== ENTRIES ==

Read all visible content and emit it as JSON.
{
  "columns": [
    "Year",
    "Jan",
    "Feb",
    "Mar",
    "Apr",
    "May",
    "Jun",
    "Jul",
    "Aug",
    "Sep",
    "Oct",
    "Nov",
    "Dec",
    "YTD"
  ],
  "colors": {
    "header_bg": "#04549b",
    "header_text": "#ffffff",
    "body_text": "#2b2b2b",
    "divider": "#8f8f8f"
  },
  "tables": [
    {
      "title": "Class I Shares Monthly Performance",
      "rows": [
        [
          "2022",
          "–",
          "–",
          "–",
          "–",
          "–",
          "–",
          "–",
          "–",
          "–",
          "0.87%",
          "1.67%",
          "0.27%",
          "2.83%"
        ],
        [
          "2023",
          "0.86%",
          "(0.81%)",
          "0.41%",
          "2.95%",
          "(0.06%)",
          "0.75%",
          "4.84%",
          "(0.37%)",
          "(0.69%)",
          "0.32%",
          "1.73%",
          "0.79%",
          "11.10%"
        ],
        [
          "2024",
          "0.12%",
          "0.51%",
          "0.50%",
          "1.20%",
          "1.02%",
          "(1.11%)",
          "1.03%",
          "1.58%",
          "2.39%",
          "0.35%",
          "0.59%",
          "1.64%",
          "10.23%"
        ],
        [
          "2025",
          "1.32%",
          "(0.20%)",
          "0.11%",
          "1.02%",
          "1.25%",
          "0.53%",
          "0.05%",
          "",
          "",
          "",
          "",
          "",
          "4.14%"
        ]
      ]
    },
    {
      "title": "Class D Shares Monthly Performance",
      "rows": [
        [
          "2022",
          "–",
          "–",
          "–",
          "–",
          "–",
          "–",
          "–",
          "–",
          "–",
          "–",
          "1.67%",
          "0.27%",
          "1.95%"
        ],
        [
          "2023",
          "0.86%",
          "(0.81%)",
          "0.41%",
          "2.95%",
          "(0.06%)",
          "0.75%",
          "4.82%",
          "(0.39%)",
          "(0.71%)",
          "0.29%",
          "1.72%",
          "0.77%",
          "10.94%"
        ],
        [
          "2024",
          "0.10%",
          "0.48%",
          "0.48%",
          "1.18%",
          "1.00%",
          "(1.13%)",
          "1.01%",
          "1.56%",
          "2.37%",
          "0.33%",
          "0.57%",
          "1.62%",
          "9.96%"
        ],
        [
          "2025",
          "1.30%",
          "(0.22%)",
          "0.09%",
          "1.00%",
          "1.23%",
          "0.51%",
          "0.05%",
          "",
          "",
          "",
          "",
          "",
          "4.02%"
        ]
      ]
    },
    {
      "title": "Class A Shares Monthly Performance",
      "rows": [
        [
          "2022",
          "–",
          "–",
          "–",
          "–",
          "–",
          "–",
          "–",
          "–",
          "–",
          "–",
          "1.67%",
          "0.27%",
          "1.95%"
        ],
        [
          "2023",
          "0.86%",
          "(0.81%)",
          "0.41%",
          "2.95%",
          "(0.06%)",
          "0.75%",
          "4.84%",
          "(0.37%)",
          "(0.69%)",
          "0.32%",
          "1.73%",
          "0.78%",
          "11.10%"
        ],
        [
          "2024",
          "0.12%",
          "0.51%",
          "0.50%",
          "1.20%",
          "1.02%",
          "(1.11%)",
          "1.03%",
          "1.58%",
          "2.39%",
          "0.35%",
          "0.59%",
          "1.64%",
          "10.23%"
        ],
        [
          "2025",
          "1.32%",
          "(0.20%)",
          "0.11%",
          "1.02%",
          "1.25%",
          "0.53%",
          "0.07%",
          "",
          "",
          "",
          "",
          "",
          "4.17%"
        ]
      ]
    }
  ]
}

===

▶ [PROBLEM DESCRIPTION]
All of the entries above should be written out again exactly.

▶ [RESULT OF THIS EXERCISE]
Read all visible content and emit it as JSON.
{
  "columns": [
    "Year",
    "Jan",
    "Feb",
    "Mar",
    "Apr",
    "May",
    "Jun",
    "Jul",
    "Aug",
    "Sep",
    "Oct",
    "Nov",
    "Dec",
    "YTD"
  ],
  "colors": {
    "header_bg": "#04549b",
    "header_text": "#ffffff",
    "body_text": "#2b2b2b",
    "divider": "#8f8f8f"
  },
  "tables": [
    {
      "title": "Class I Shares Monthly Performance",
      "rows": [
        [
          "2022",
          "–",
          "–",
          "–",
          "–",
          "–",
          "–",
          "–",
          "–",
          "–",
          "0.87%",
          "1.67%",
          "0.27%",
          "2.83%"
        ],
        [
          "2023",
          "0.86%",
          "(0.81%)",
          "0.41%",
          "2.95%",
          "(0.06%)",
          "0.75%",
          "4.84%",
          "(0.37%)",
          "(0.69%)",
          "0.32%",
          "1.73%",
          "0.79%",
          "11.10%"
        ],
        [
          "2024",
          "0.12%",
          "0.51%",
          "0.50%",
          "1.20%",
          "1.02%",
          "(1.11%)",
          "1.03%",
          "1.58%",
          "2.39%",
          "0.35%",
          "0.59%",
          "1.64%",
          "10.23%"
        ],
        [
          "2025",
          "1.32%",
          "(0.20%)",
          "0.11%",
          "1.02%",
          "1.25%",
          "0.53%",
          "0.05%",
          "",
          "",
          "",
          "",
          "",
          "4.14%"
        ]
      ]
    },
    {
      "title": "Class D Shares Monthly Performance",
      "rows": [
        [
          "2022",
          "–",
          "–",
          "–",
          "–",
          "–",
          "–",
          "–",
          "–",
          "–",
          "–",
          "1.67%",
          "0.27%",
          "1.95%"
        ],
        [
          "2023",
          "0.86%",
          "(0.81%)",
          "0.41%",
          "2.95%",
          "(0.06%)",
          "0.75%",
          "4.82%",
          "(0.39%)",
          "(0.71%)",
          "0.29%",
          "1.72%",
          "0.77%",
          "10.94%"
        ],
        [
          "2024",
          "0.10%",
          "0.48%",
          "0.48%",
          "1.18%",
          "1.00%",
          "(1.13%)",
          "1.01%",
          "1.56%",
          "2.37%",
          "0.33%",
          "0.57%",
          "1.62%",
          "9.96%"
        ],
        [
          "2025",
          "1.30%",
          "(0.22%)",
          "0.09%",
          "1.00%",
          "1.23%",
          "0.51%",
          "0.05%",
          "",
          "",
          "",
          "",
          "",
          "4.02%"
        ]
      ]
    },
    {
      "title": "Class A Shares Monthly Performance",
      "rows": [
        [
          "2022",
          "–",
          "–",
          "–",
          "–",
          "–",
          "–",
          "–",
          "–",
          "–",
          "–",
          "1.67%",
          "0.27%",
          "1.95%"
        ],
        [
          "2023",
          "0.86%",
          "(0.81%)",
          "0.41%",
          "2.95%",
          "(0.06%)",
          "0.75%",
          "4.84%",
          "(0.37%)",
          "(0.69%)",
          "0.32%",
          "1.73%",
          "0.78%",
          "11.10%"
        ],
        [
          "2024",
          "0.12%",
          "0.51%",
          "0.50%",
          "1.20%",
          "1.02%",
          "(1.11%)",
          "1.03%",
          "1.58%",
          "2.39%",
          "0.35%",
          "0.59%",
          "1.64%",
          "10.23%"
        ],
        [
          "2025",
          "1.32%",
          "(0.20%)",
          "0.11%",
          "1.02%",
          "1.25%",
          "0.53%",
          "0.07%",
          "",
          "",
          "",
          "",
          "",
          "4.17%"
        ]
      ]
    }
  ]
}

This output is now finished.